▸ **Instructions for the task**: Take the material below and retype it in full; pictures are left out.

◇ ◇ ◇ ◇

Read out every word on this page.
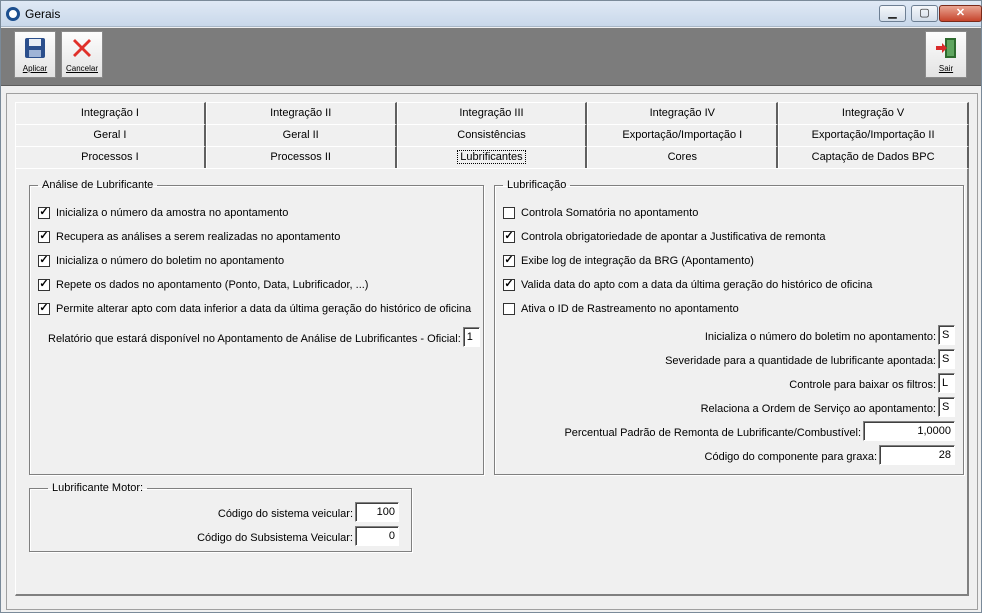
Gerais	▁	▢	✕
Aplicar	Cancelar	Sair
Integração I	Integração II	Integração III	Integração IV	Integração V
Geral I	Geral II	Consistências	Exportação/Importação I	Exportação/Importação II
Processos I	Processos II	Lubrificantes	Cores	Captação de Dados BPC
Análise de Lubrificante
✓ Inicializa o número da amostra no apontamento
✓ Recupera as análises a serem realizadas no apontamento
✓ Inicializa o número do boletim no apontamento
✓ Repete os dados no apontamento (Ponto, Data, Lubrificador, ...)
✓ Permite alterar apto com data inferior a data da última geração do histórico de oficina
Relatório que estará disponível no Apontamento de Análise de Lubrificantes - Oficial: 1
Lubrificação
Controla Somatória no apontamento
✓ Controla obrigatoriedade de apontar a Justificativa de remonta
✓ Exibe log de integração da BRG (Apontamento)
✓ Valida data do apto com a data da última geração do histórico de oficina
Ativa o ID de Rastreamento no apontamento
Inicializa o número do boletim no apontamento: S
Severidade para a quantidade de lubrificante apontada: S
Controle para baixar os filtros: L
Relaciona a Ordem de Serviço ao apontamento: S
Percentual Padrão de Remonta de Lubrificante/Combustível:	1,0000
Código do componente para graxa:	28
Lubrificante Motor:
Código do sistema veicular:	100
Código do Subsistema Veicular:	0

◇ ◇ ◇ ◇

▸ **Complete response**:
Read out every word on this page.
Gerais	▁	▢	✕
Aplicar	Cancelar	Sair
Integração I	Integração II	Integração III	Integração IV	Integração V
Geral I	Geral II	Consistências	Exportação/Importação I	Exportação/Importação II
Processos I	Processos II	Lubrificantes	Cores	Captação de Dados BPC
Análise de Lubrificante
✓ Inicializa o número da amostra no apontamento
✓ Recupera as análises a serem realizadas no apontamento
✓ Inicializa o número do boletim no apontamento
✓ Repete os dados no apontamento (Ponto, Data, Lubrificador, ...)
✓ Permite alterar apto com data inferior a data da última geração do histórico de oficina
Relatório que estará disponível no Apontamento de Análise de Lubrificantes - Oficial: 1
Lubrificação
Controla Somatória no apontamento
✓ Controla obrigatoriedade de apontar a Justificativa de remonta
✓ Exibe log de integração da BRG (Apontamento)
✓ Valida data do apto com a data da última geração do histórico de oficina
Ativa o ID de Rastreamento no apontamento
Inicializa o número do boletim no apontamento: S
Severidade para a quantidade de lubrificante apontada: S
Controle para baixar os filtros: L
Relaciona a Ordem de Serviço ao apontamento: S
Percentual Padrão de Remonta de Lubrificante/Combustível:	1,0000
Código do componente para graxa:	28
Lubrificante Motor:
Código do sistema veicular:	100
Código do Subsistema Veicular:	0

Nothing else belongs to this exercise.